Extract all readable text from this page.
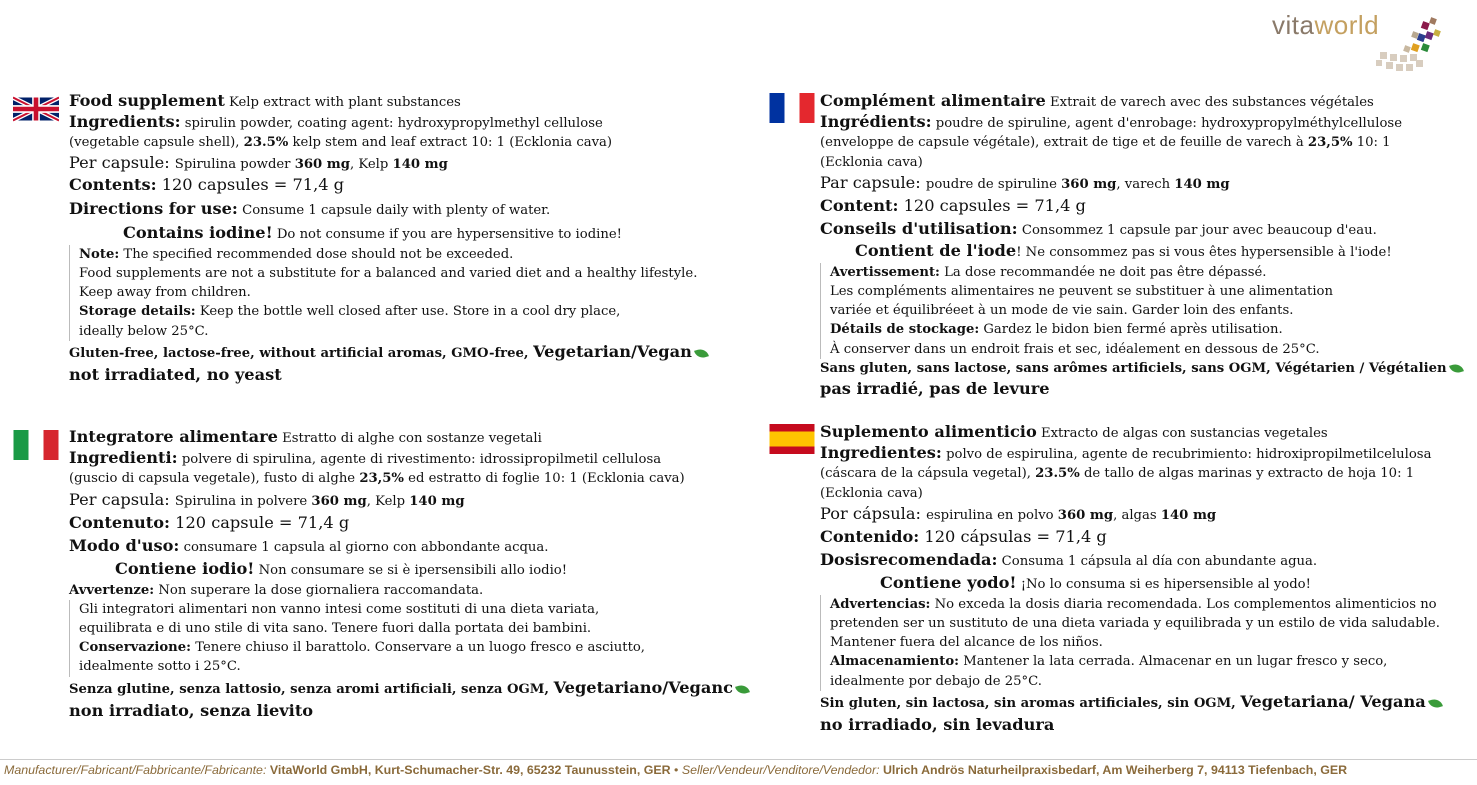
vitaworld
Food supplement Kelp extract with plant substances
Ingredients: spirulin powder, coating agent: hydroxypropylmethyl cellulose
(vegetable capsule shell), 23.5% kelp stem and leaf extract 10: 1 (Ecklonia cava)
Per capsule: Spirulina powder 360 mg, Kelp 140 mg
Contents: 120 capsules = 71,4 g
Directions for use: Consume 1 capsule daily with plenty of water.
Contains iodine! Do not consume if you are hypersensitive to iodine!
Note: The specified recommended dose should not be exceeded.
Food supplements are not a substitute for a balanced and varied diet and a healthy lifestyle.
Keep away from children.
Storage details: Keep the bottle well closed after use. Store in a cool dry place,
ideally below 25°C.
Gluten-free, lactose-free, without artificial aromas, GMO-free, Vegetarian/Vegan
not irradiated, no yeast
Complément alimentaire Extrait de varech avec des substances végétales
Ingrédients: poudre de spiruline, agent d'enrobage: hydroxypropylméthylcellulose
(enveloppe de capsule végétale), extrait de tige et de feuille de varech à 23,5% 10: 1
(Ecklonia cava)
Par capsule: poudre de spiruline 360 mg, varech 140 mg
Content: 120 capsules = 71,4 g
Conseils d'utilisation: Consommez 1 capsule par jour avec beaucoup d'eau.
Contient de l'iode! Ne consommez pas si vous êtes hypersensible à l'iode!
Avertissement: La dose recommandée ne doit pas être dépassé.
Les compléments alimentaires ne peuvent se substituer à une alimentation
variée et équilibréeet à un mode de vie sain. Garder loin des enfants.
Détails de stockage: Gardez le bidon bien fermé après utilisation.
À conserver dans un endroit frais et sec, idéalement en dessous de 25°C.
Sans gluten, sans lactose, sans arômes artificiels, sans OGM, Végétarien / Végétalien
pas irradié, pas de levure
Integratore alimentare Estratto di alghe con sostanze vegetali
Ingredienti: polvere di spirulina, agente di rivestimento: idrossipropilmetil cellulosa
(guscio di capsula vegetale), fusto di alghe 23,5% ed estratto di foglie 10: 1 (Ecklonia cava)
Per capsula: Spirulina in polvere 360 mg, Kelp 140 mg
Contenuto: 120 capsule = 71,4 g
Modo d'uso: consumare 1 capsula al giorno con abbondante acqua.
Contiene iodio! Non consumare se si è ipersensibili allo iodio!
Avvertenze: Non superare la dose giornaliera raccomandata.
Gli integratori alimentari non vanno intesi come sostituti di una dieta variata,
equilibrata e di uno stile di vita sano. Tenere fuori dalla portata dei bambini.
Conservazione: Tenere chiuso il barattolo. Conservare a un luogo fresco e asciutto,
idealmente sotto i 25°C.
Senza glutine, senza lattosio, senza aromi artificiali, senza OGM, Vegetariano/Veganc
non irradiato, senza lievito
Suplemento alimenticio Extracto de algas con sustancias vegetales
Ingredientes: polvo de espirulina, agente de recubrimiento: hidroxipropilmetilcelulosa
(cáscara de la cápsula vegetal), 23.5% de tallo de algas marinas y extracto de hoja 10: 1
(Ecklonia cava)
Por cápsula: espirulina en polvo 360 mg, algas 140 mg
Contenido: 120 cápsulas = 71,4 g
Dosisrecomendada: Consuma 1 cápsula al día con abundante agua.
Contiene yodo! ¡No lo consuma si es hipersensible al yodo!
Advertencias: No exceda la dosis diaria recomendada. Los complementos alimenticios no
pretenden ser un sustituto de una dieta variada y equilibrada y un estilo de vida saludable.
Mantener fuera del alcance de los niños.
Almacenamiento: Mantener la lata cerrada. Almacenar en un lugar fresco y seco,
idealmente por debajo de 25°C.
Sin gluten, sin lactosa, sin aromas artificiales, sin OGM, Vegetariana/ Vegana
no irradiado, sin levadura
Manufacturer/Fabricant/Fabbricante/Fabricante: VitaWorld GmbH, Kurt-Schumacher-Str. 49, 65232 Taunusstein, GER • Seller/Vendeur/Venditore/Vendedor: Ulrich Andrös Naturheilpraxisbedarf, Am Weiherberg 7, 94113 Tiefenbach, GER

== Directions for this task ==
None of the pictures should appear; repeat the records exactly otherwise.

== The reply ==
Extract all readable text from this page.
vitaworld
Food supplement Kelp extract with plant substances
Ingredients: spirulin powder, coating agent: hydroxypropylmethyl cellulose
(vegetable capsule shell), 23.5% kelp stem and leaf extract 10: 1 (Ecklonia cava)
Per capsule: Spirulina powder 360 mg, Kelp 140 mg
Contents: 120 capsules = 71,4 g
Directions for use: Consume 1 capsule daily with plenty of water.
Contains iodine! Do not consume if you are hypersensitive to iodine!
Note: The specified recommended dose should not be exceeded.
Food supplements are not a substitute for a balanced and varied diet and a healthy lifestyle.
Keep away from children.
Storage details: Keep the bottle well closed after use. Store in a cool dry place,
ideally below 25°C.
Gluten-free, lactose-free, without artificial aromas, GMO-free, Vegetarian/Vegan
not irradiated, no yeast
Complément alimentaire Extrait de varech avec des substances végétales
Ingrédients: poudre de spiruline, agent d'enrobage: hydroxypropylméthylcellulose
(enveloppe de capsule végétale), extrait de tige et de feuille de varech à 23,5% 10: 1
(Ecklonia cava)
Par capsule: poudre de spiruline 360 mg, varech 140 mg
Content: 120 capsules = 71,4 g
Conseils d'utilisation: Consommez 1 capsule par jour avec beaucoup d'eau.
Contient de l'iode! Ne consommez pas si vous êtes hypersensible à l'iode!
Avertissement: La dose recommandée ne doit pas être dépassé.
Les compléments alimentaires ne peuvent se substituer à une alimentation
variée et équilibréeet à un mode de vie sain. Garder loin des enfants.
Détails de stockage: Gardez le bidon bien fermé après utilisation.
À conserver dans un endroit frais et sec, idéalement en dessous de 25°C.
Sans gluten, sans lactose, sans arômes artificiels, sans OGM, Végétarien / Végétalien
pas irradié, pas de levure
Integratore alimentare Estratto di alghe con sostanze vegetali
Ingredienti: polvere di spirulina, agente di rivestimento: idrossipropilmetil cellulosa
(guscio di capsula vegetale), fusto di alghe 23,5% ed estratto di foglie 10: 1 (Ecklonia cava)
Per capsula: Spirulina in polvere 360 mg, Kelp 140 mg
Contenuto: 120 capsule = 71,4 g
Modo d'uso: consumare 1 capsula al giorno con abbondante acqua.
Contiene iodio! Non consumare se si è ipersensibili allo iodio!
Avvertenze: Non superare la dose giornaliera raccomandata.
Gli integratori alimentari non vanno intesi come sostituti di una dieta variata,
equilibrata e di uno stile di vita sano. Tenere fuori dalla portata dei bambini.
Conservazione: Tenere chiuso il barattolo. Conservare a un luogo fresco e asciutto,
idealmente sotto i 25°C.
Senza glutine, senza lattosio, senza aromi artificiali, senza OGM, Vegetariano/Veganc
non irradiato, senza lievito
Suplemento alimenticio Extracto de algas con sustancias vegetales
Ingredientes: polvo de espirulina, agente de recubrimiento: hidroxipropilmetilcelulosa
(cáscara de la cápsula vegetal), 23.5% de tallo de algas marinas y extracto de hoja 10: 1
(Ecklonia cava)
Por cápsula: espirulina en polvo 360 mg, algas 140 mg
Contenido: 120 cápsulas = 71,4 g
Dosisrecomendada: Consuma 1 cápsula al día con abundante agua.
Contiene yodo! ¡No lo consuma si es hipersensible al yodo!
Advertencias: No exceda la dosis diaria recomendada. Los complementos alimenticios no
pretenden ser un sustituto de una dieta variada y equilibrada y un estilo de vida saludable.
Mantener fuera del alcance de los niños.
Almacenamiento: Mantener la lata cerrada. Almacenar en un lugar fresco y seco,
idealmente por debajo de 25°C.
Sin gluten, sin lactosa, sin aromas artificiales, sin OGM, Vegetariana/ Vegana
no irradiado, sin levadura
Manufacturer/Fabricant/Fabbricante/Fabricante: VitaWorld GmbH, Kurt-Schumacher-Str. 49, 65232 Taunusstein, GER • Seller/Vendeur/Venditore/Vendedor: Ulrich Andrös Naturheilpraxisbedarf, Am Weiherberg 7, 94113 Tiefenbach, GER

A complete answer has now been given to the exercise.